◆ What is being asked ◆
Retype the material that follows, keeping every word as it is.

◆ Record extracts ◆
================

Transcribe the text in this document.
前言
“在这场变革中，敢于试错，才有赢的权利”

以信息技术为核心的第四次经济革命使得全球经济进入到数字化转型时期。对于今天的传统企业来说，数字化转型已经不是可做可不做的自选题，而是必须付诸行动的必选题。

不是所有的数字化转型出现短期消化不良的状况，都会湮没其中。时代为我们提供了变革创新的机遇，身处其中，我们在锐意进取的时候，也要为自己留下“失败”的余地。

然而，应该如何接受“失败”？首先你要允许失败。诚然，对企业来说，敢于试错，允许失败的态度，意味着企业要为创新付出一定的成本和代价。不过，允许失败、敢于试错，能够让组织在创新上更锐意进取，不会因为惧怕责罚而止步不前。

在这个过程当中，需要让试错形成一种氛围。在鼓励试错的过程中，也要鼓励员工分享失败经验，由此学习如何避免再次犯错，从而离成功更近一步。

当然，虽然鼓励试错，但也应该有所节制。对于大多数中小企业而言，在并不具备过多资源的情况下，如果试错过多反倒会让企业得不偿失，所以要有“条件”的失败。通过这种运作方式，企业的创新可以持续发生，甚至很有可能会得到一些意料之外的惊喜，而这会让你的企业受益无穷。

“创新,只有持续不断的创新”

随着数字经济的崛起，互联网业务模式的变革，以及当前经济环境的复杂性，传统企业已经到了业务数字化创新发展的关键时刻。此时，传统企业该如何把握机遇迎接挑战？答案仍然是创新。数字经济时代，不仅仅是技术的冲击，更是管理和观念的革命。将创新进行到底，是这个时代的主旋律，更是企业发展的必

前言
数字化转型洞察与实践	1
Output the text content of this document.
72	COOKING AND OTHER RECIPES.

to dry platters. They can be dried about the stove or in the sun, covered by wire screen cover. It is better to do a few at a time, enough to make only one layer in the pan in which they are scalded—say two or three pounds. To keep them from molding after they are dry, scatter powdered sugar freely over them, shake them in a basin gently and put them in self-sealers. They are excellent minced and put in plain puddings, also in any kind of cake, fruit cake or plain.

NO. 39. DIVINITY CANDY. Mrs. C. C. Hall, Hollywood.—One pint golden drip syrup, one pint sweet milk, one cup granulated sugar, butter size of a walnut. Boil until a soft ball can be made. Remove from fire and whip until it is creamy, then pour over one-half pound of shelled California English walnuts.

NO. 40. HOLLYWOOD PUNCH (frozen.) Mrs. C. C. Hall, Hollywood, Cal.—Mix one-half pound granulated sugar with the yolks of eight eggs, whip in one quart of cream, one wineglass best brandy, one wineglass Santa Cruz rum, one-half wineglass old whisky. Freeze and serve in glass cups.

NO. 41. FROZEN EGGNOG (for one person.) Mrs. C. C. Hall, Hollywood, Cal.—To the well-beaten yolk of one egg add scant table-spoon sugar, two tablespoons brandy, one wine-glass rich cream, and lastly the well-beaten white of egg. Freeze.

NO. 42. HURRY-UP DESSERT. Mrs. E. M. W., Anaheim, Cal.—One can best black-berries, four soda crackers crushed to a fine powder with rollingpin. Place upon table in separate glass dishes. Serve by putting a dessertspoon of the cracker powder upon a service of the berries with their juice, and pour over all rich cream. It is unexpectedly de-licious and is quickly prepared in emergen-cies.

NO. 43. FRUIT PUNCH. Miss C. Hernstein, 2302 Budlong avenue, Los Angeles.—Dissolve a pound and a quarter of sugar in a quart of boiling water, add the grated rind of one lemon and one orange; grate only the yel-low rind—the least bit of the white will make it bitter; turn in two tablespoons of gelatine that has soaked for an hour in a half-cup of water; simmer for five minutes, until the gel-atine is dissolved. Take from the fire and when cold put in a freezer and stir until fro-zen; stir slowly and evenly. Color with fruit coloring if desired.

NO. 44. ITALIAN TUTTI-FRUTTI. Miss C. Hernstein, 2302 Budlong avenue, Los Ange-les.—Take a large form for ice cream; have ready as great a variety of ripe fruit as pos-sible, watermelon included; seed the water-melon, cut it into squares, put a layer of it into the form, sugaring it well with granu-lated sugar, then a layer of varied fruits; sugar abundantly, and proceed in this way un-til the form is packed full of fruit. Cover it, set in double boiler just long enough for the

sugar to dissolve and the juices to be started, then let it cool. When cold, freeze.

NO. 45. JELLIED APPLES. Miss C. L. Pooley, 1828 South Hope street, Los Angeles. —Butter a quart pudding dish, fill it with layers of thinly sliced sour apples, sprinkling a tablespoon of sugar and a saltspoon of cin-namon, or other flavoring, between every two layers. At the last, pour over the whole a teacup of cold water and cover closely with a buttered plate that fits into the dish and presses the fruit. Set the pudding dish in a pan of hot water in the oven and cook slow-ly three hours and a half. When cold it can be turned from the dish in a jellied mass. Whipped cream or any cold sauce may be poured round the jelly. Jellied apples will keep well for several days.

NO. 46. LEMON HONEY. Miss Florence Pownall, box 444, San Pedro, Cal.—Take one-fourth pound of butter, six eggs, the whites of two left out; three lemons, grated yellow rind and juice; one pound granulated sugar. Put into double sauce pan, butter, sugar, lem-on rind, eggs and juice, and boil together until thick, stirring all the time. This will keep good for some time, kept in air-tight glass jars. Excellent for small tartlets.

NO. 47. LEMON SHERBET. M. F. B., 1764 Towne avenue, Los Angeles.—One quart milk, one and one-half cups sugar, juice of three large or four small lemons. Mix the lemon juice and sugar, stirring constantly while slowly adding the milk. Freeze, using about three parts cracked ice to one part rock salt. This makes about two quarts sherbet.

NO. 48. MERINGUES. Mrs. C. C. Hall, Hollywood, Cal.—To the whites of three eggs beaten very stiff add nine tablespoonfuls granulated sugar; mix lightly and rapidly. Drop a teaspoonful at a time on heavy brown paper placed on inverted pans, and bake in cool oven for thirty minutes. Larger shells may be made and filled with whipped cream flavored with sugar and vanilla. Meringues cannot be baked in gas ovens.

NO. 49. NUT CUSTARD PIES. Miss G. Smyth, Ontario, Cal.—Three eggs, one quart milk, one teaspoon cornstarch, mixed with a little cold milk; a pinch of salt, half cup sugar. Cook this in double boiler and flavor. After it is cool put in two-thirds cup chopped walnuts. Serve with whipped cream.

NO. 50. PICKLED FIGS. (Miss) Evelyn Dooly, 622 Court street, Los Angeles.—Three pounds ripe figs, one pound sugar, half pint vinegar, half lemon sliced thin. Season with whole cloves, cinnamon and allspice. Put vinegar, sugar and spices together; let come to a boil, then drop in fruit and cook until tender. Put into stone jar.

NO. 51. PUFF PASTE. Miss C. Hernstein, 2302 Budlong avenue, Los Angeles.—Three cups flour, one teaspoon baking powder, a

================

◆ Result of this task ◆
Transcribe the text in this document.
前言
“在这场变革中，敢于试错，才有赢的权利”

以信息技术为核心的第四次经济革命使得全球经济进入到数字化转型时期。对于今天的传统企业来说，数字化转型已经不是可做可不做的自选题，而是必须付诸行动的必选题。

不是所有的数字化转型出现短期消化不良的状况，都会湮没其中。时代为我们提供了变革创新的机遇，身处其中，我们在锐意进取的时候，也要为自己留下“失败”的余地。

然而，应该如何接受“失败”？首先你要允许失败。诚然，对企业来说，敢于试错，允许失败的态度，意味着企业要为创新付出一定的成本和代价。不过，允许失败、敢于试错，能够让组织在创新上更锐意进取，不会因为惧怕责罚而止步不前。

在这个过程当中，需要让试错形成一种氛围。在鼓励试错的过程中，也要鼓励员工分享失败经验，由此学习如何避免再次犯错，从而离成功更近一步。

当然，虽然鼓励试错，但也应该有所节制。对于大多数中小企业而言，在并不具备过多资源的情况下，如果试错过多反倒会让企业得不偿失，所以要有“条件”的失败。通过这种运作方式，企业的创新可以持续发生，甚至很有可能会得到一些意料之外的惊喜，而这会让你的企业受益无穷。

“创新,只有持续不断的创新”

随着数字经济的崛起，互联网业务模式的变革，以及当前经济环境的复杂性，传统企业已经到了业务数字化创新发展的关键时刻。此时，传统企业该如何把握机遇迎接挑战？答案仍然是创新。数字经济时代，不仅仅是技术的冲击，更是管理和观念的革命。将创新进行到底，是这个时代的主旋律，更是企业发展的必

前言
数字化转型洞察与实践	1
Output the text content of this document.
72	COOKING AND OTHER RECIPES.

to dry platters. They can be dried about the stove or in the sun, covered by wire screen cover. It is better to do a few at a time, enough to make only one layer in the pan in which they are scalded—say two or three pounds. To keep them from molding after they are dry, scatter powdered sugar freely over them, shake them in a basin gently and put them in self-sealers. They are excellent minced and put in plain puddings, also in any kind of cake, fruit cake or plain.

NO. 39. DIVINITY CANDY. Mrs. C. C. Hall, Hollywood.—One pint golden drip syrup, one pint sweet milk, one cup granulated sugar, butter size of a walnut. Boil until a soft ball can be made. Remove from fire and whip until it is creamy, then pour over one-half pound of shelled California English walnuts.

NO. 40. HOLLYWOOD PUNCH (frozen.) Mrs. C. C. Hall, Hollywood, Cal.—Mix one-half pound granulated sugar with the yolks of eight eggs, whip in one quart of cream, one wineglass best brandy, one wineglass Santa Cruz rum, one-half wineglass old whisky. Freeze and serve in glass cups.

NO. 41. FROZEN EGGNOG (for one person.) Mrs. C. C. Hall, Hollywood, Cal.—To the well-beaten yolk of one egg add scant table-spoon sugar, two tablespoons brandy, one wine-glass rich cream, and lastly the well-beaten white of egg. Freeze.

NO. 42. HURRY-UP DESSERT. Mrs. E. M. W., Anaheim, Cal.—One can best black-berries, four soda crackers crushed to a fine powder with rollingpin. Place upon table in separate glass dishes. Serve by putting a dessertspoon of the cracker powder upon a service of the berries with their juice, and pour over all rich cream. It is unexpectedly de-licious and is quickly prepared in emergen-cies.

NO. 43. FRUIT PUNCH. Miss C. Hernstein, 2302 Budlong avenue, Los Angeles.—Dissolve a pound and a quarter of sugar in a quart of boiling water, add the grated rind of one lemon and one orange; grate only the yel-low rind—the least bit of the white will make it bitter; turn in two tablespoons of gelatine that has soaked for an hour in a half-cup of water; simmer for five minutes, until the gel-atine is dissolved. Take from the fire and when cold put in a freezer and stir until fro-zen; stir slowly and evenly. Color with fruit coloring if desired.

NO. 44. ITALIAN TUTTI-FRUTTI. Miss C. Hernstein, 2302 Budlong avenue, Los Ange-les.—Take a large form for ice cream; have ready as great a variety of ripe fruit as pos-sible, watermelon included; seed the water-melon, cut it into squares, put a layer of it into the form, sugaring it well with granu-lated sugar, then a layer of varied fruits; sugar abundantly, and proceed in this way un-til the form is packed full of fruit. Cover it, set in double boiler just long enough for the

sugar to dissolve and the juices to be started, then let it cool. When cold, freeze.

NO. 45. JELLIED APPLES. Miss C. L. Pooley, 1828 South Hope street, Los Angeles. —Butter a quart pudding dish, fill it with layers of thinly sliced sour apples, sprinkling a tablespoon of sugar and a saltspoon of cin-namon, or other flavoring, between every two layers. At the last, pour over the whole a teacup of cold water and cover closely with a buttered plate that fits into the dish and presses the fruit. Set the pudding dish in a pan of hot water in the oven and cook slow-ly three hours and a half. When cold it can be turned from the dish in a jellied mass. Whipped cream or any cold sauce may be poured round the jelly. Jellied apples will keep well for several days.

NO. 46. LEMON HONEY. Miss Florence Pownall, box 444, San Pedro, Cal.—Take one-fourth pound of butter, six eggs, the whites of two left out; three lemons, grated yellow rind and juice; one pound granulated sugar. Put into double sauce pan, butter, sugar, lem-on rind, eggs and juice, and boil together until thick, stirring all the time. This will keep good for some time, kept in air-tight glass jars. Excellent for small tartlets.

NO. 47. LEMON SHERBET. M. F. B., 1764 Towne avenue, Los Angeles.—One quart milk, one and one-half cups sugar, juice of three large or four small lemons. Mix the lemon juice and sugar, stirring constantly while slowly adding the milk. Freeze, using about three parts cracked ice to one part rock salt. This makes about two quarts sherbet.

NO. 48. MERINGUES. Mrs. C. C. Hall, Hollywood, Cal.—To the whites of three eggs beaten very stiff add nine tablespoonfuls granulated sugar; mix lightly and rapidly. Drop a teaspoonful at a time on heavy brown paper placed on inverted pans, and bake in cool oven for thirty minutes. Larger shells may be made and filled with whipped cream flavored with sugar and vanilla. Meringues cannot be baked in gas ovens.

NO. 49. NUT CUSTARD PIES. Miss G. Smyth, Ontario, Cal.—Three eggs, one quart milk, one teaspoon cornstarch, mixed with a little cold milk; a pinch of salt, half cup sugar. Cook this in double boiler and flavor. After it is cool put in two-thirds cup chopped walnuts. Serve with whipped cream.

NO. 50. PICKLED FIGS. (Miss) Evelyn Dooly, 622 Court street, Los Angeles.—Three pounds ripe figs, one pound sugar, half pint vinegar, half lemon sliced thin. Season with whole cloves, cinnamon and allspice. Put vinegar, sugar and spices together; let come to a boil, then drop in fruit and cook until tender. Put into stone jar.

NO. 51. PUFF PASTE. Miss C. Hernstein, 2302 Budlong avenue, Los Angeles.—Three cups flour, one teaspoon baking powder, a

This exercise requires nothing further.